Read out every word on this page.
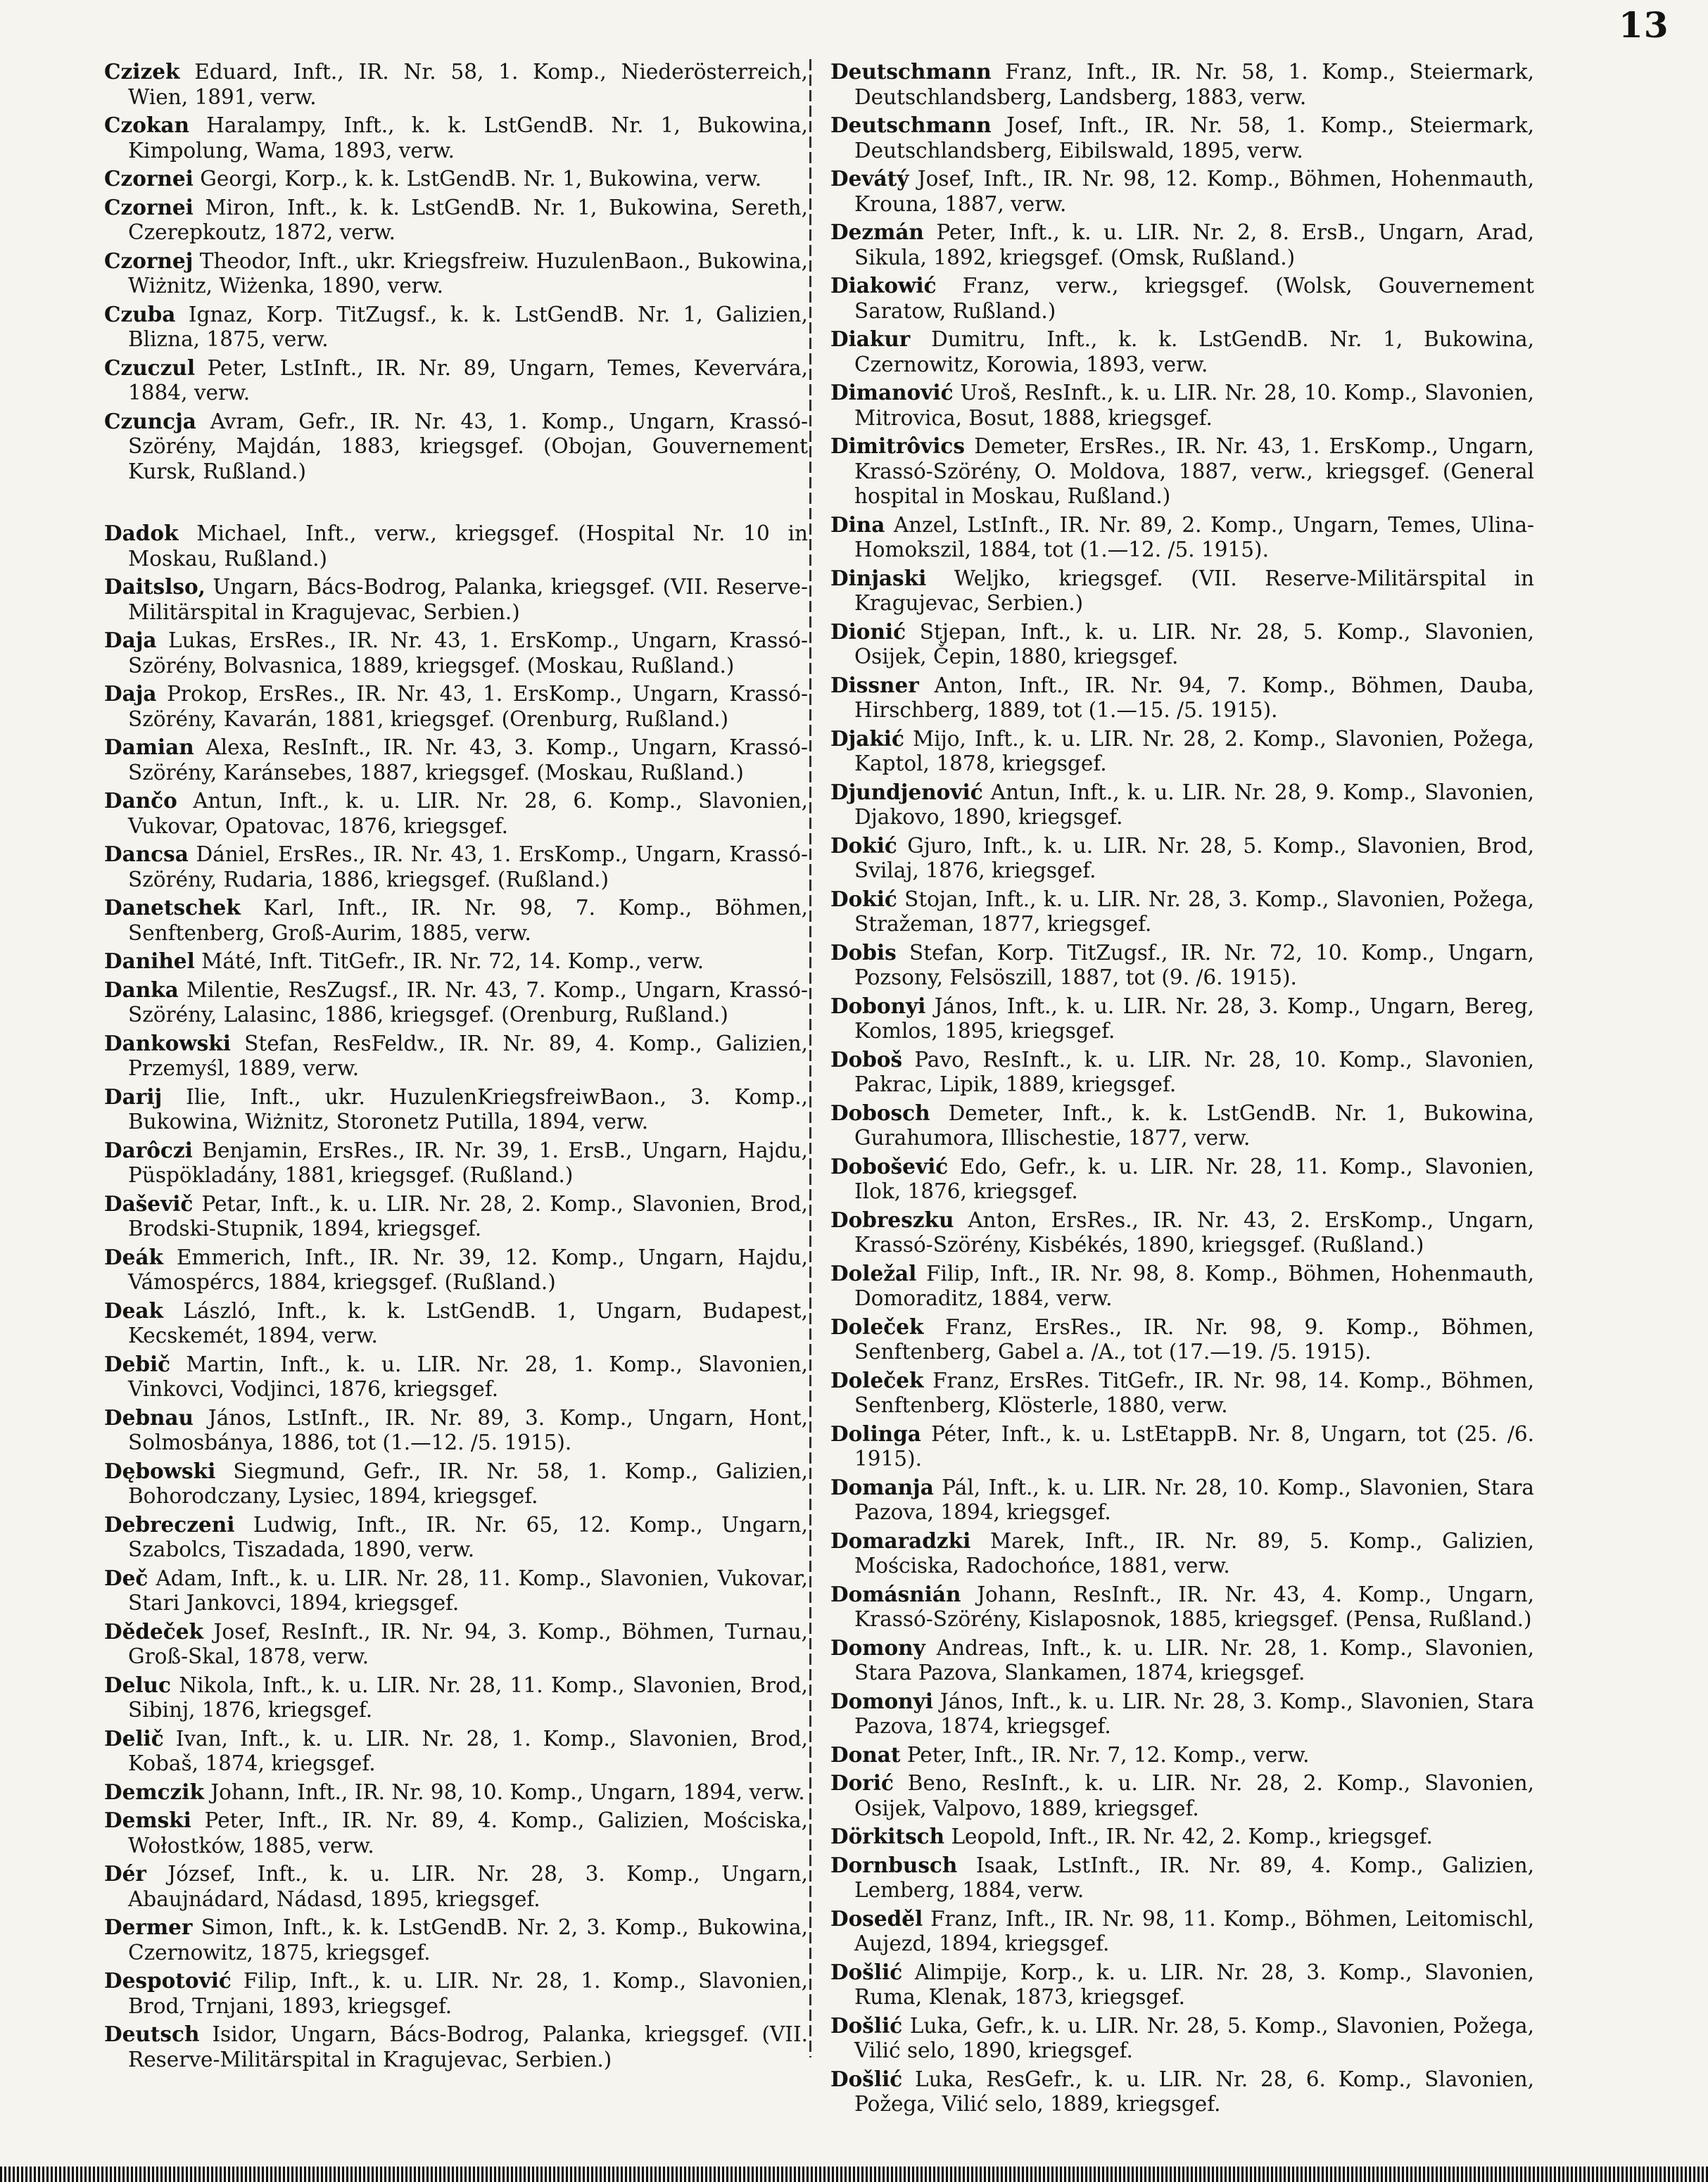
13
Czizek Eduard, Inft., IR. Nr. 58, 1. Komp., Niederösterreich, Wien, 1891, verw.
Czokan Haralampy, Inft., k. k. LstGendB. Nr. 1, Bukowina, Kimpolung, Wama, 1893, verw.
Czornei Georgi, Korp., k. k. LstGendB. Nr. 1, Bukowina, verw.
Czornei Miron, Inft., k. k. LstGendB. Nr. 1, Bukowina, Sereth, Czerepkoutz, 1872, verw.
Czornej Theodor, Inft., ukr. Kriegsfreiw. HuzulenBaon., Bukowina, Wiżnitz, Wiżenka, 1890, verw.
Czuba Ignaz, Korp. TitZugsf., k. k. LstGendB. Nr. 1, Galizien, Blizna, 1875, verw.
Czuczul Peter, LstInft., IR. Nr. 89, Ungarn, Temes, Kevervára, 1884, verw.
Czuncja Avram, Gefr., IR. Nr. 43, 1. Komp., Ungarn, Krassó-Szörény, Majdán, 1883, kriegsgef. (Obojan, Gouvernement Kursk, Rußland.)
Dadok Michael, Inft., verw., kriegsgef. (Hospital Nr. 10 in Moskau, Rußland.)
Daitslso, Ungarn, Bács-Bodrog, Palanka, kriegsgef. (VII. Reserve-Militärspital in Kragujevac, Serbien.)
Daja Lukas, ErsRes., IR. Nr. 43, 1. ErsKomp., Ungarn, Krassó-Szörény, Bolvasnica, 1889, kriegsgef. (Moskau, Rußland.)
Daja Prokop, ErsRes., IR. Nr. 43, 1. ErsKomp., Ungarn, Krassó-Szörény, Kavarán, 1881, kriegsgef. (Orenburg, Rußland.)
Damian Alexa, ResInft., IR. Nr. 43, 3. Komp., Ungarn, Krassó-Szörény, Karánsebes, 1887, kriegsgef. (Moskau, Rußland.)
Dančo Antun, Inft., k. u. LIR. Nr. 28, 6. Komp., Slavonien, Vukovar, Opatovac, 1876, kriegsgef.
Dancsa Dániel, ErsRes., IR. Nr. 43, 1. ErsKomp., Ungarn, Krassó-Szörény, Rudaria, 1886, kriegsgef. (Rußland.)
Danetschek Karl, Inft., IR. Nr. 98, 7. Komp., Böhmen, Senftenberg, Groß-Aurim, 1885, verw.
Danihel Máté, Inft. TitGefr., IR. Nr. 72, 14. Komp., verw.
Danka Milentie, ResZugsf., IR. Nr. 43, 7. Komp., Ungarn, Krassó-Szörény, Lalasinc, 1886, kriegsgef. (Orenburg, Rußland.)
Dankowski Stefan, ResFeldw., IR. Nr. 89, 4. Komp., Galizien, Przemyśl, 1889, verw.
Darij Ilie, Inft., ukr. HuzulenKriegsfreiwBaon., 3. Komp., Bukowina, Wiżnitz, Storonetz Putilla, 1894, verw.
Darôczi Benjamin, ErsRes., IR. Nr. 39, 1. ErsB., Ungarn, Hajdu, Püspökladány, 1881, kriegsgef. (Rußland.)
Daševič Petar, Inft., k. u. LIR. Nr. 28, 2. Komp., Slavonien, Brod, Brodski-Stupnik, 1894, kriegsgef.
Deák Emmerich, Inft., IR. Nr. 39, 12. Komp., Ungarn, Hajdu, Vámospércs, 1884, kriegsgef. (Rußland.)
Deak László, Inft., k. k. LstGendB. 1, Ungarn, Budapest, Kecskemét, 1894, verw.
Debič Martin, Inft., k. u. LIR. Nr. 28, 1. Komp., Slavonien, Vinkovci, Vodjinci, 1876, kriegsgef.
Debnau János, LstInft., IR. Nr. 89, 3. Komp., Ungarn, Hont, Solmosbánya, 1886, tot (1.—12. /5. 1915).
Dębowski Siegmund, Gefr., IR. Nr. 58, 1. Komp., Galizien, Bohorodczany, Lysiec, 1894, kriegsgef.
Debreczeni Ludwig, Inft., IR. Nr. 65, 12. Komp., Ungarn, Szabolcs, Tiszadada, 1890, verw.
Deč Adam, Inft., k. u. LIR. Nr. 28, 11. Komp., Slavonien, Vukovar, Stari Jankovci, 1894, kriegsgef.
Dědeček Josef, ResInft., IR. Nr. 94, 3. Komp., Böhmen, Turnau, Groß-Skal, 1878, verw.
Deluc Nikola, Inft., k. u. LIR. Nr. 28, 11. Komp., Slavonien, Brod, Sibinj, 1876, kriegsgef.
Delič Ivan, Inft., k. u. LIR. Nr. 28, 1. Komp., Slavonien, Brod, Kobaš, 1874, kriegsgef.
Demczik Johann, Inft., IR. Nr. 98, 10. Komp., Ungarn, 1894, verw.
Demski Peter, Inft., IR. Nr. 89, 4. Komp., Galizien, Mościska, Wołostków, 1885, verw.
Dér József, Inft., k. u. LIR. Nr. 28, 3. Komp., Ungarn, Abaujnádard, Nádasd, 1895, kriegsgef.
Dermer Simon, Inft., k. k. LstGendB. Nr. 2, 3. Komp., Bukowina, Czernowitz, 1875, kriegsgef.
Despotović Filip, Inft., k. u. LIR. Nr. 28, 1. Komp., Slavonien, Brod, Trnjani, 1893, kriegsgef.
Deutsch Isidor, Ungarn, Bács-Bodrog, Palanka, kriegsgef. (VII. Reserve-Militärspital in Kragujevac, Serbien.)
Deutschmann Franz, Inft., IR. Nr. 58, 1. Komp., Steiermark, Deutschlandsberg, Landsberg, 1883, verw.
Deutschmann Josef, Inft., IR. Nr. 58, 1. Komp., Steiermark, Deutschlandsberg, Eibilswald, 1895, verw.
Devátý Josef, Inft., IR. Nr. 98, 12. Komp., Böhmen, Hohenmauth, Krouna, 1887, verw.
Dezmán Peter, Inft., k. u. LIR. Nr. 2, 8. ErsB., Ungarn, Arad, Sikula, 1892, kriegsgef. (Omsk, Rußland.)
Diakowić Franz, verw., kriegsgef. (Wolsk, Gouvernement Saratow, Rußland.)
Diakur Dumitru, Inft., k. k. LstGendB. Nr. 1, Bukowina, Czernowitz, Korowia, 1893, verw.
Dimanović Uroš, ResInft., k. u. LIR. Nr. 28, 10. Komp., Slavonien, Mitrovica, Bosut, 1888, kriegsgef.
Dimitrôvics Demeter, ErsRes., IR. Nr. 43, 1. ErsKomp., Ungarn, Krassó-Szörény, O. Moldova, 1887, verw., kriegsgef. (General hospital in Moskau, Rußland.)
Dina Anzel, LstInft., IR. Nr. 89, 2. Komp., Ungarn, Temes, Ulina-Homokszil, 1884, tot (1.—12. /5. 1915).
Dinjaski Weljko, kriegsgef. (VII. Reserve-Militärspital in Kragujevac, Serbien.)
Dionić Stjepan, Inft., k. u. LIR. Nr. 28, 5. Komp., Slavonien, Osijek, Čepin, 1880, kriegsgef.
Dissner Anton, Inft., IR. Nr. 94, 7. Komp., Böhmen, Dauba, Hirschberg, 1889, tot (1.—15. /5. 1915).
Djakić Mijo, Inft., k. u. LIR. Nr. 28, 2. Komp., Slavonien, Požega, Kaptol, 1878, kriegsgef.
Djundjenović Antun, Inft., k. u. LIR. Nr. 28, 9. Komp., Slavonien, Djakovo, 1890, kriegsgef.
Dokić Gjuro, Inft., k. u. LIR. Nr. 28, 5. Komp., Slavonien, Brod, Svilaj, 1876, kriegsgef.
Dokić Stojan, Inft., k. u. LIR. Nr. 28, 3. Komp., Slavonien, Požega, Stražeman, 1877, kriegsgef.
Dobis Stefan, Korp. TitZugsf., IR. Nr. 72, 10. Komp., Ungarn, Pozsony, Felsöszill, 1887, tot (9. /6. 1915).
Dobonyi János, Inft., k. u. LIR. Nr. 28, 3. Komp., Ungarn, Bereg, Komlos, 1895, kriegsgef.
Doboš Pavo, ResInft., k. u. LIR. Nr. 28, 10. Komp., Slavonien, Pakrac, Lipik, 1889, kriegsgef.
Dobosch Demeter, Inft., k. k. LstGendB. Nr. 1, Bukowina, Gurahumora, Illischestie, 1877, verw.
Dobošević Edo, Gefr., k. u. LIR. Nr. 28, 11. Komp., Slavonien, Ilok, 1876, kriegsgef.
Dobreszku Anton, ErsRes., IR. Nr. 43, 2. ErsKomp., Ungarn, Krassó-Szörény, Kisbékés, 1890, kriegsgef. (Rußland.)
Doležal Filip, Inft., IR. Nr. 98, 8. Komp., Böhmen, Hohenmauth, Domoraditz, 1884, verw.
Doleček Franz, ErsRes., IR. Nr. 98, 9. Komp., Böhmen, Senftenberg, Gabel a. /A., tot (17.—19. /5. 1915).
Doleček Franz, ErsRes. TitGefr., IR. Nr. 98, 14. Komp., Böhmen, Senftenberg, Klösterle, 1880, verw.
Dolinga Péter, Inft., k. u. LstEtappB. Nr. 8, Ungarn, tot (25. /6. 1915).
Domanja Pál, Inft., k. u. LIR. Nr. 28, 10. Komp., Slavonien, Stara Pazova, 1894, kriegsgef.
Domaradzki Marek, Inft., IR. Nr. 89, 5. Komp., Galizien, Mościska, Radochońce, 1881, verw.
Domásnián Johann, ResInft., IR. Nr. 43, 4. Komp., Ungarn, Krassó-Szörény, Kislaposnok, 1885, kriegsgef. (Pensa, Rußland.)
Domony Andreas, Inft., k. u. LIR. Nr. 28, 1. Komp., Slavonien, Stara Pazova, Slankamen, 1874, kriegsgef.
Domonyi János, Inft., k. u. LIR. Nr. 28, 3. Komp., Slavonien, Stara Pazova, 1874, kriegsgef.
Donat Peter, Inft., IR. Nr. 7, 12. Komp., verw.
Dorić Beno, ResInft., k. u. LIR. Nr. 28, 2. Komp., Slavonien, Osijek, Valpovo, 1889, kriegsgef.
Dörkitsch Leopold, Inft., IR. Nr. 42, 2. Komp., kriegsgef.
Dornbusch Isaak, LstInft., IR. Nr. 89, 4. Komp., Galizien, Lemberg, 1884, verw.
Doseděl Franz, Inft., IR. Nr. 98, 11. Komp., Böhmen, Leitomischl, Aujezd, 1894, kriegsgef.
Došlić Alimpije, Korp., k. u. LIR. Nr. 28, 3. Komp., Slavonien, Ruma, Klenak, 1873, kriegsgef.
Došlić Luka, Gefr., k. u. LIR. Nr. 28, 5. Komp., Slavonien, Požega, Vilić selo, 1890, kriegsgef.
Došlić Luka, ResGefr., k. u. LIR. Nr. 28, 6. Komp., Slavonien, Požega, Vilić selo, 1889, kriegsgef.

• **SET EXERCISE**
Find the word "Dokić" in the data and copy out each line where it turns up.

• **FINISHED EXERCISE**
Dokić Gjuro, Inft., k. u. LIR. Nr. 28, 5. Komp., Slavonien, Brod, Svilaj, 1876, kriegsgef.
Dokić Stojan, Inft., k. u. LIR. Nr. 28, 3. Komp., Slavonien, Požega, Stražeman, 1877, kriegsgef.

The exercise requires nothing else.